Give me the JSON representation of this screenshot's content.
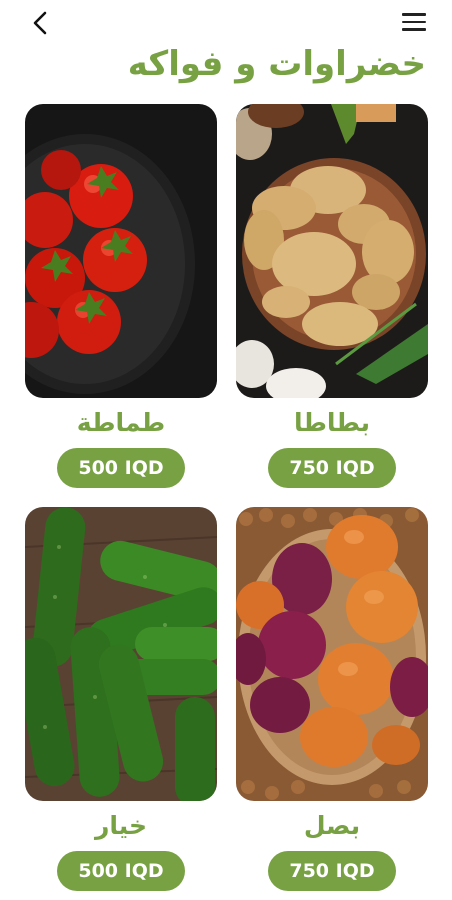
{
  "header": {
    "title": "خضراوات و فواكه",
    "back_icon": "arrow-back-icon",
    "menu_icon": "menu-icon"
  },
  "accent_color": "#77a143",
  "products": [
    {
      "name": "بطاطا",
      "price": "750 IQD",
      "image": "potatoes"
    },
    {
      "name": "طماطة",
      "price": "500 IQD",
      "image": "tomatoes"
    },
    {
      "name": "بصل",
      "price": "750 IQD",
      "image": "onions"
    },
    {
      "name": "خيار",
      "price": "500 IQD",
      "image": "cucumbers"
    }
  ]
}
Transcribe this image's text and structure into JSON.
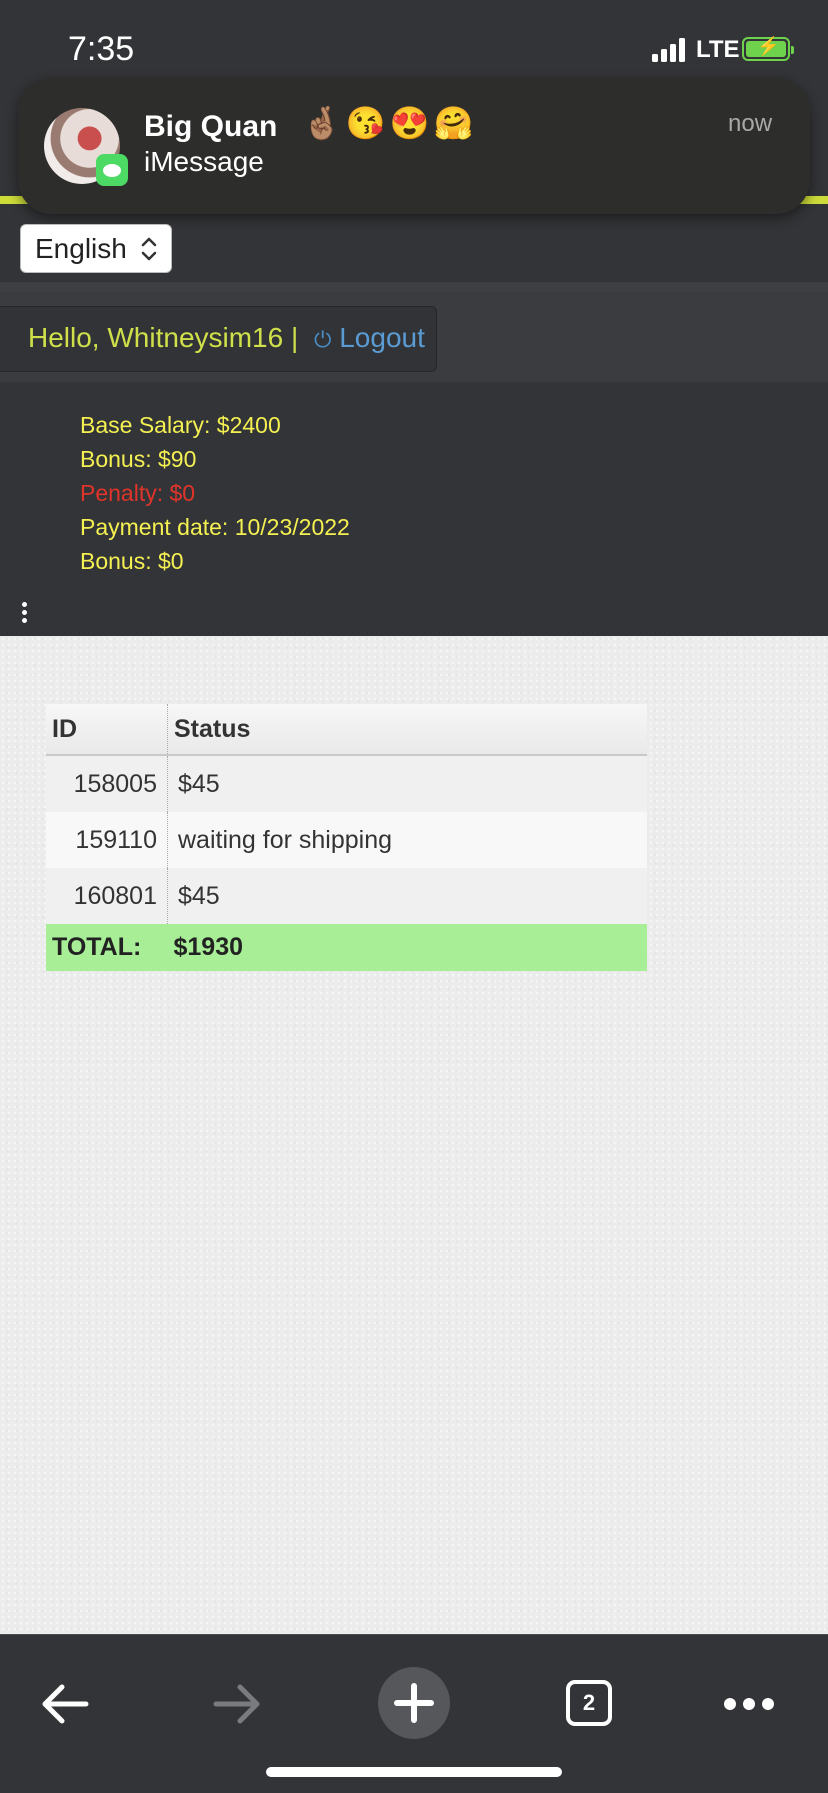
{
  "status_bar": {
    "time": "7:35",
    "network": "LTE"
  },
  "notification": {
    "sender": "Big Quan",
    "emojis": "🤞🏽😘😍🤗",
    "app": "iMessage",
    "time": "now"
  },
  "language": {
    "selected": "English"
  },
  "greeting": {
    "hello": "Hello, Whitneysim16 |",
    "logout": "Logout"
  },
  "salary": {
    "base": "Base Salary: $2400",
    "bonus1": "Bonus: $90",
    "penalty": "Penalty: $0",
    "payment_date": "Payment date: 10/23/2022",
    "bonus2": "Bonus: $0"
  },
  "table": {
    "headers": {
      "id": "ID",
      "status": "Status"
    },
    "rows": [
      {
        "id": "158005",
        "status": "$45"
      },
      {
        "id": "159110",
        "status": "waiting for shipping"
      },
      {
        "id": "160801",
        "status": "$45"
      }
    ],
    "total_label": "TOTAL:",
    "total_value": "$1930"
  },
  "toolbar": {
    "tab_count": "2"
  },
  "colors": {
    "header_bg": "#333437",
    "accent": "#cddc39",
    "greeting_text": "#cfe04a",
    "salary_text": "#f4f052",
    "penalty_text": "#e0342a",
    "total_row": "#a8ee96"
  }
}
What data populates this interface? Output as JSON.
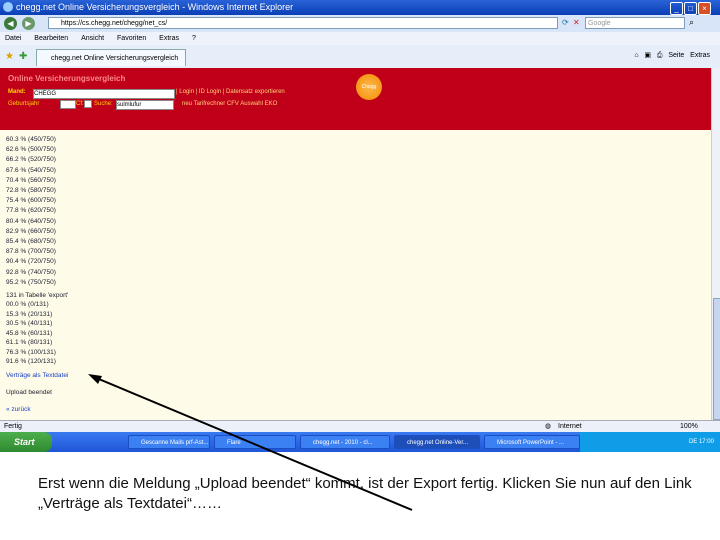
{
  "window": {
    "title": "chegg.net Online Versicherungsvergleich - Windows Internet Explorer",
    "address": "https://cs.chegg.net/chegg/net_cs/",
    "search_placeholder": "Google"
  },
  "menu": [
    "Datei",
    "Bearbeiten",
    "Ansicht",
    "Favoriten",
    "Extras",
    "?"
  ],
  "tab": {
    "label": "chegg.net Online Versicherungsvergleich"
  },
  "toolbar": {
    "page": "Seite",
    "extras": "Extras"
  },
  "header": {
    "title": "Online Versicherungsvergleich",
    "mand_label": "Mand:",
    "mand_value": "CHEGG",
    "links1": "| Login | ID Login | Datensatz exportieren",
    "geburtsjahr_label": "Geburtsjahr",
    "cf_label": "Cf:",
    "suche_label": "Suche:",
    "suche_value": "sulmlufur",
    "links2": "neu Tarifrechner CFV Auswahl EKO",
    "logo_text": "Chegg"
  },
  "content": {
    "list1": [
      "60.3 %   (450/750)",
      "62.6 %   (500/750)",
      "66.2 %   (520/750)",
      "67.6 %   (540/750)",
      "70.4 %   (560/750)",
      "72.8 %   (580/750)",
      "75.4 %   (600/750)",
      "77.8 %   (620/750)",
      "80.4 %   (640/750)",
      "82.9 %   (660/750)",
      "85.4 %   (680/750)",
      "87.8 %   (700/750)",
      "90.4 %   (720/750)",
      "92.8 %   (740/750)",
      "95.2 %   (750/750)"
    ],
    "section2_title": "131 in Tabelle 'export'",
    "list2": [
      "00.0 %   (0/131)",
      "15.3 %   (20/131)",
      "30.5 %   (40/131)",
      "45.8 %   (60/131)",
      "61.1 %   (80/131)",
      "76.3 %   (100/131)",
      "91.6 %   (120/131)"
    ],
    "link_vertraege": "Verträge als Textdatei",
    "upload_status": "Upload beendet",
    "back_link": "« zurück"
  },
  "status": {
    "left": "Fertig",
    "zone": "Internet",
    "zoom": "100%"
  },
  "taskbar": {
    "start": "Start",
    "tasks": [
      "Gescanne Mails prf-Ast...",
      "Flare",
      "chegg.net - 2010 - cl...",
      "chegg.net Online-Ver...",
      "Microsoft PowerPoint - ..."
    ],
    "tray": "DE  17:00"
  },
  "caption": "Erst wenn die Meldung „Upload beendet“ kommt, ist der Export fertig. Klicken Sie nun auf den Link „Verträge als Textdatei“……",
  "colors": {
    "header_red": "#c00018",
    "content_bg": "#fefbe8",
    "link_blue": "#1a3fc0",
    "taskbar_blue": "#1f56d8"
  }
}
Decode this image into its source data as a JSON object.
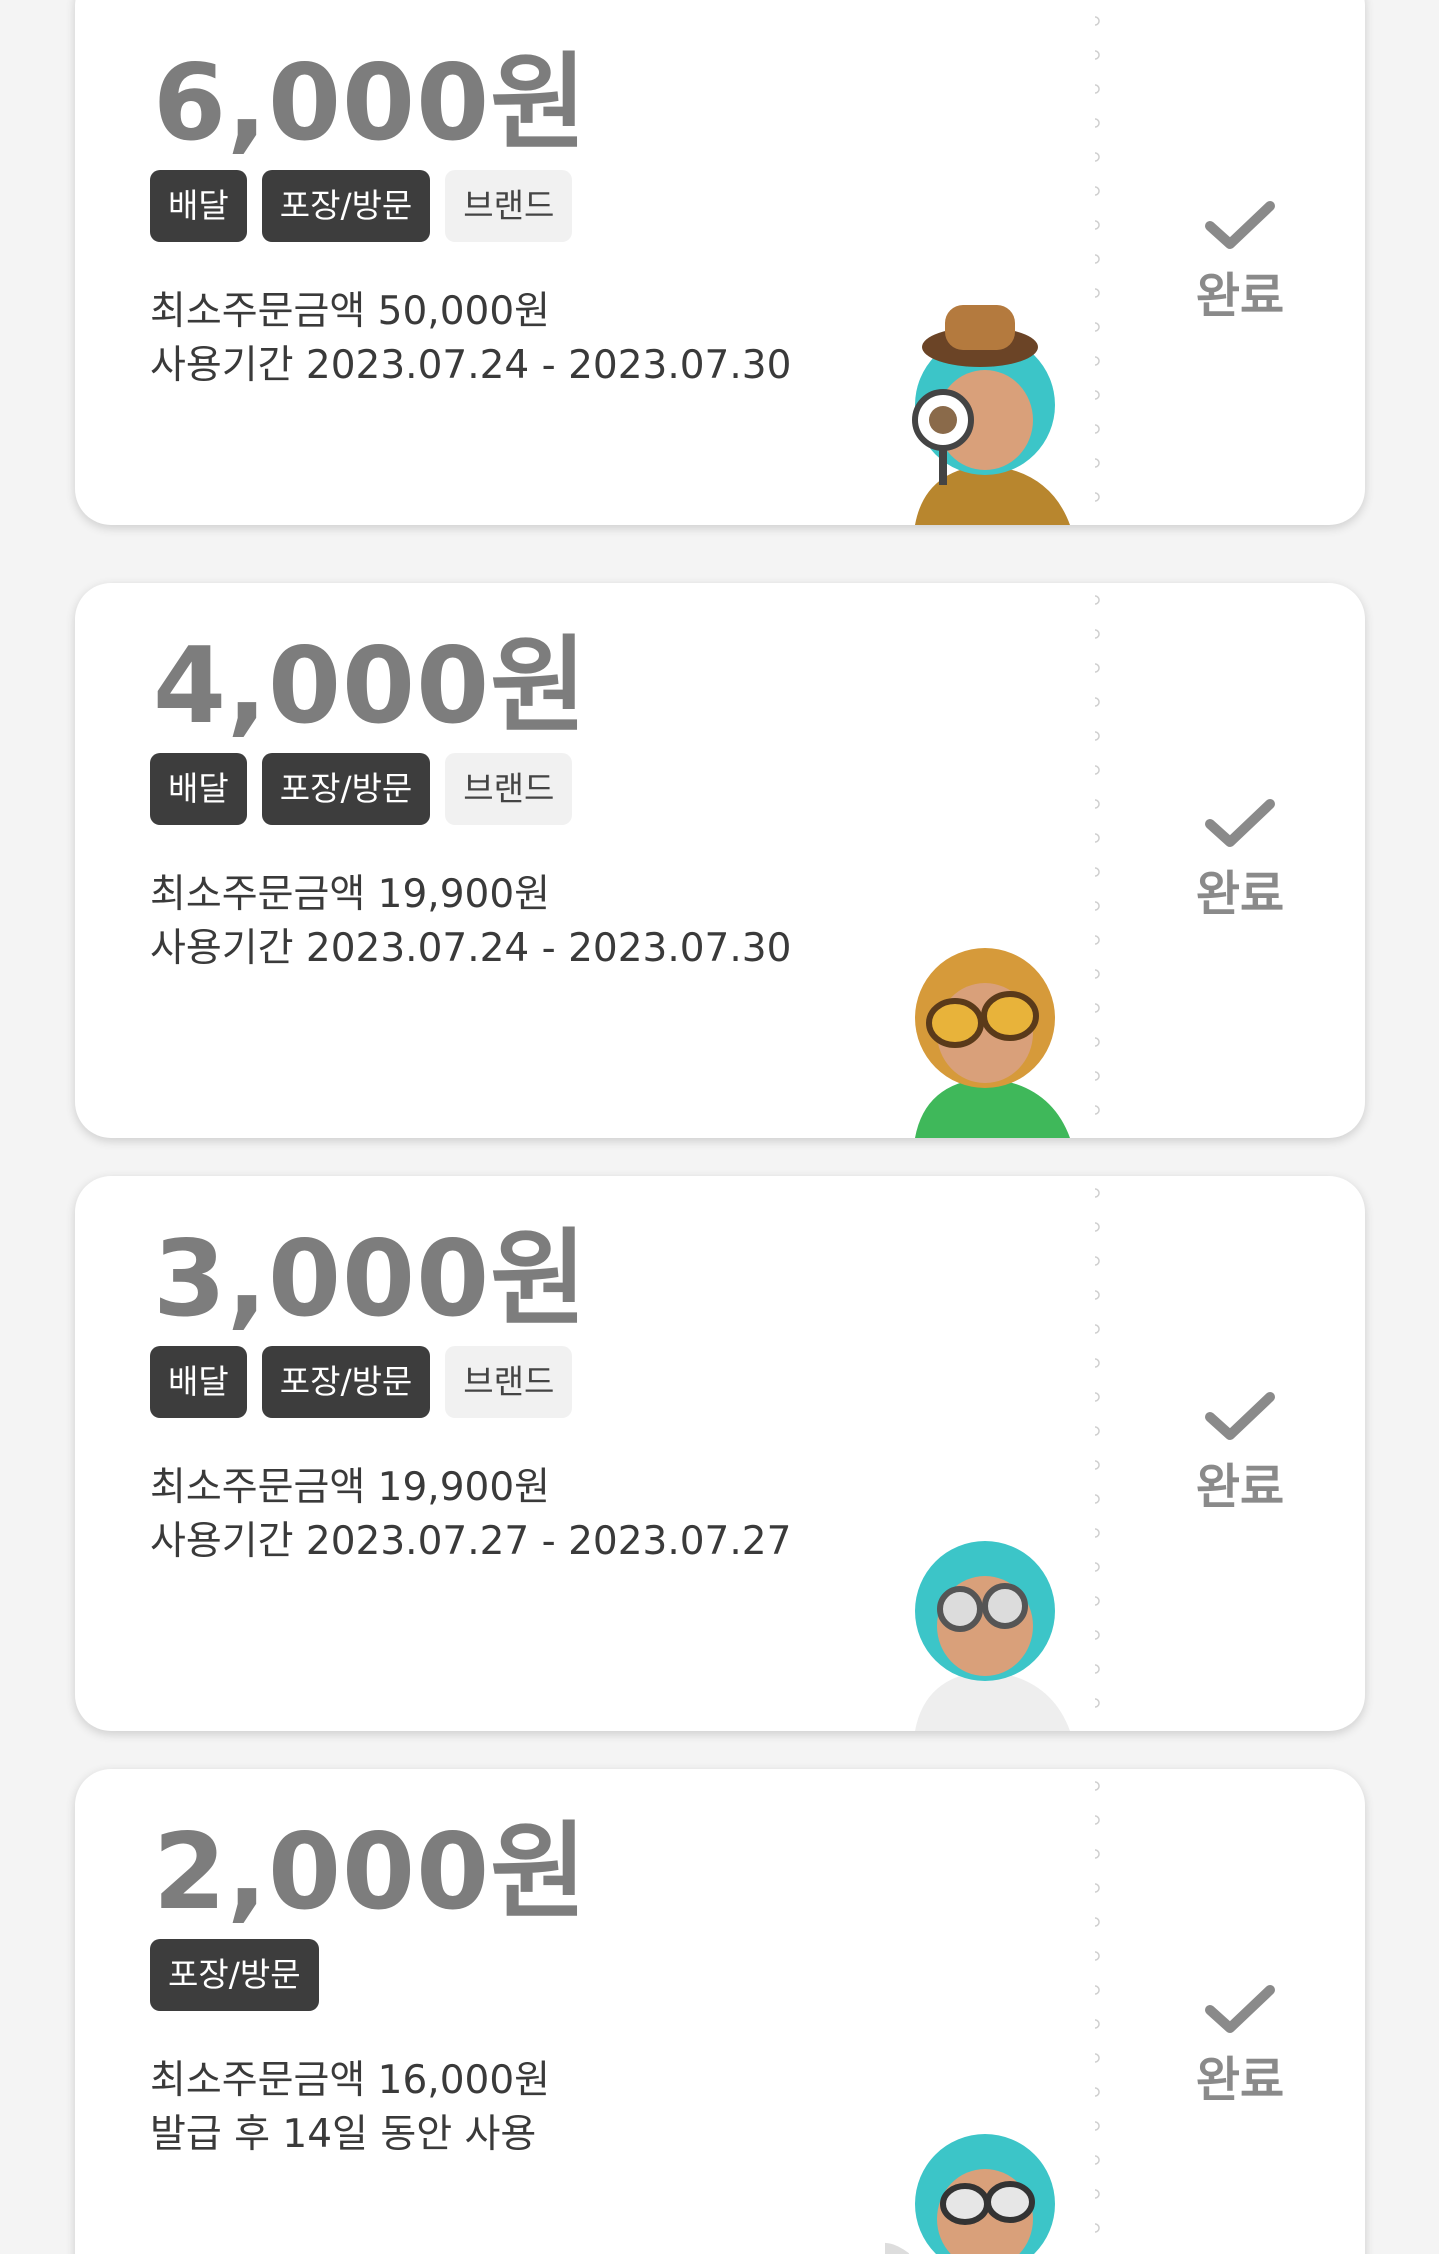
{
  "coupons": [
    {
      "amount": "6,000원",
      "tags": [
        {
          "label": "배달",
          "style": "dark"
        },
        {
          "label": "포장/방문",
          "style": "dark"
        },
        {
          "label": "브랜드",
          "style": "light"
        }
      ],
      "min_order": "최소주문금액 50,000원",
      "period": "사용기간 2023.07.24 - 2023.07.30",
      "status": "완료",
      "illustration": "detective-character-magnifier"
    },
    {
      "amount": "4,000원",
      "tags": [
        {
          "label": "배달",
          "style": "dark"
        },
        {
          "label": "포장/방문",
          "style": "dark"
        },
        {
          "label": "브랜드",
          "style": "light"
        }
      ],
      "min_order": "최소주문금액 19,900원",
      "period": "사용기간 2023.07.24 - 2023.07.30",
      "status": "완료",
      "illustration": "goggles-character-green-shirt"
    },
    {
      "amount": "3,000원",
      "tags": [
        {
          "label": "배달",
          "style": "dark"
        },
        {
          "label": "포장/방문",
          "style": "dark"
        },
        {
          "label": "브랜드",
          "style": "light"
        }
      ],
      "min_order": "최소주문금액 19,900원",
      "period": "사용기간 2023.07.27 - 2023.07.27",
      "status": "완료",
      "illustration": "glasses-character-white-coat"
    },
    {
      "amount": "2,000원",
      "tags": [
        {
          "label": "포장/방문",
          "style": "dark"
        }
      ],
      "min_order": "최소주문금액 16,000원",
      "period": "발급 후 14일 동안 사용",
      "status": "완료",
      "illustration": "goggles-character-pointing"
    }
  ],
  "colors": {
    "amount": "#7d7d7d",
    "tag_dark_bg": "#3d3d3d",
    "tag_light_bg": "#f1f1f1",
    "status": "#8a8a8a"
  },
  "icons": {
    "status": "check-icon"
  }
}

> [Exercise instructions] Copy the material above exactly and drop the pictures.

> [Solution to this exercise]
Give me the JSON representation of this screenshot's content.
{
  "header": {
    "title": "خضراوات و فواكه",
    "back_icon": "arrow-back-icon",
    "menu_icon": "menu-icon"
  },
  "accent_color": "#77a143",
  "products": [
    {
      "name": "بطاطا",
      "price": "750 IQD",
      "image": "potatoes"
    },
    {
      "name": "طماطة",
      "price": "500 IQD",
      "image": "tomatoes"
    },
    {
      "name": "بصل",
      "price": "750 IQD",
      "image": "onions"
    },
    {
      "name": "خيار",
      "price": "500 IQD",
      "image": "cucumbers"
    }
  ]
}
Transcribe this image's text and structure into JSON.
{
  "status_bar": {
    "time": "7:35",
    "network": "LTE"
  },
  "notification": {
    "sender": "Big Quan",
    "emojis": "🤞🏽😘😍🤗",
    "app": "iMessage",
    "time": "now"
  },
  "language": {
    "selected": "English"
  },
  "greeting": {
    "hello": "Hello, Whitneysim16 |",
    "logout": "Logout"
  },
  "salary": {
    "base": "Base Salary: $2400",
    "bonus1": "Bonus: $90",
    "penalty": "Penalty: $0",
    "payment_date": "Payment date: 10/23/2022",
    "bonus2": "Bonus: $0"
  },
  "table": {
    "headers": {
      "id": "ID",
      "status": "Status"
    },
    "rows": [
      {
        "id": "158005",
        "status": "$45"
      },
      {
        "id": "159110",
        "status": "waiting for shipping"
      },
      {
        "id": "160801",
        "status": "$45"
      }
    ],
    "total_label": "TOTAL:",
    "total_value": "$1930"
  },
  "toolbar": {
    "tab_count": "2"
  },
  "colors": {
    "header_bg": "#333437",
    "accent": "#cddc39",
    "greeting_text": "#cfe04a",
    "salary_text": "#f4f052",
    "penalty_text": "#e0342a",
    "total_row": "#a8ee96"
  }
}
What data populates this interface? Output as JSON.
{
  "window": {
    "title": "chegg.net Online Versicherungsvergleich - Windows Internet Explorer",
    "address": "https://cs.chegg.net/chegg/net_cs/",
    "search_placeholder": "Google"
  },
  "menu": [
    "Datei",
    "Bearbeiten",
    "Ansicht",
    "Favoriten",
    "Extras",
    "?"
  ],
  "tab": {
    "label": "chegg.net Online Versicherungsvergleich"
  },
  "toolbar": {
    "page": "Seite",
    "extras": "Extras"
  },
  "header": {
    "title": "Online Versicherungsvergleich",
    "mand_label": "Mand:",
    "mand_value": "CHEGG",
    "links1": "| Login | ID Login | Datensatz exportieren",
    "geburtsjahr_label": "Geburtsjahr",
    "cf_label": "Cf:",
    "suche_label": "Suche:",
    "suche_value": "sulmlufur",
    "links2": "neu Tarifrechner CFV Auswahl EKO",
    "logo_text": "Chegg"
  },
  "content": {
    "list1": [
      "60.3 %   (450/750)",
      "62.6 %   (500/750)",
      "66.2 %   (520/750)",
      "67.6 %   (540/750)",
      "70.4 %   (560/750)",
      "72.8 %   (580/750)",
      "75.4 %   (600/750)",
      "77.8 %   (620/750)",
      "80.4 %   (640/750)",
      "82.9 %   (660/750)",
      "85.4 %   (680/750)",
      "87.8 %   (700/750)",
      "90.4 %   (720/750)",
      "92.8 %   (740/750)",
      "95.2 %   (750/750)"
    ],
    "section2_title": "131 in Tabelle 'export'",
    "list2": [
      "00.0 %   (0/131)",
      "15.3 %   (20/131)",
      "30.5 %   (40/131)",
      "45.8 %   (60/131)",
      "61.1 %   (80/131)",
      "76.3 %   (100/131)",
      "91.6 %   (120/131)"
    ],
    "link_vertraege": "Verträge als Textdatei",
    "upload_status": "Upload beendet",
    "back_link": "« zurück"
  },
  "status": {
    "left": "Fertig",
    "zone": "Internet",
    "zoom": "100%"
  },
  "taskbar": {
    "start": "Start",
    "tasks": [
      "Gescanne Mails prf-Ast...",
      "Flare",
      "chegg.net - 2010 - cl...",
      "chegg.net Online-Ver...",
      "Microsoft PowerPoint - ..."
    ],
    "tray": "DE  17:00"
  },
  "caption": "Erst wenn die Meldung „Upload beendet“ kommt, ist der Export fertig. Klicken Sie nun auf den Link „Verträge als Textdatei“……",
  "colors": {
    "header_red": "#c00018",
    "content_bg": "#fefbe8",
    "link_blue": "#1a3fc0",
    "taskbar_blue": "#1f56d8"
  }
}
Decode this image into its source data as a JSON object.
{
  "coupons": [
    {
      "amount": "6,000원",
      "tags": [
        {
          "label": "배달",
          "style": "dark"
        },
        {
          "label": "포장/방문",
          "style": "dark"
        },
        {
          "label": "브랜드",
          "style": "light"
        }
      ],
      "min_order": "최소주문금액 50,000원",
      "period": "사용기간 2023.07.24 - 2023.07.30",
      "status": "완료",
      "illustration": "detective-character-magnifier"
    },
    {
      "amount": "4,000원",
      "tags": [
        {
          "label": "배달",
          "style": "dark"
        },
        {
          "label": "포장/방문",
          "style": "dark"
        },
        {
          "label": "브랜드",
          "style": "light"
        }
      ],
      "min_order": "최소주문금액 19,900원",
      "period": "사용기간 2023.07.24 - 2023.07.30",
      "status": "완료",
      "illustration": "goggles-character-green-shirt"
    },
    {
      "amount": "3,000원",
      "tags": [
        {
          "label": "배달",
          "style": "dark"
        },
        {
          "label": "포장/방문",
          "style": "dark"
        },
        {
          "label": "브랜드",
          "style": "light"
        }
      ],
      "min_order": "최소주문금액 19,900원",
      "period": "사용기간 2023.07.27 - 2023.07.27",
      "status": "완료",
      "illustration": "glasses-character-white-coat"
    },
    {
      "amount": "2,000원",
      "tags": [
        {
          "label": "포장/방문",
          "style": "dark"
        }
      ],
      "min_order": "최소주문금액 16,000원",
      "period": "발급 후 14일 동안 사용",
      "status": "완료",
      "illustration": "goggles-character-pointing"
    }
  ],
  "colors": {
    "amount": "#7d7d7d",
    "tag_dark_bg": "#3d3d3d",
    "tag_light_bg": "#f1f1f1",
    "status": "#8a8a8a"
  },
  "icons": {
    "status": "check-icon"
  }
}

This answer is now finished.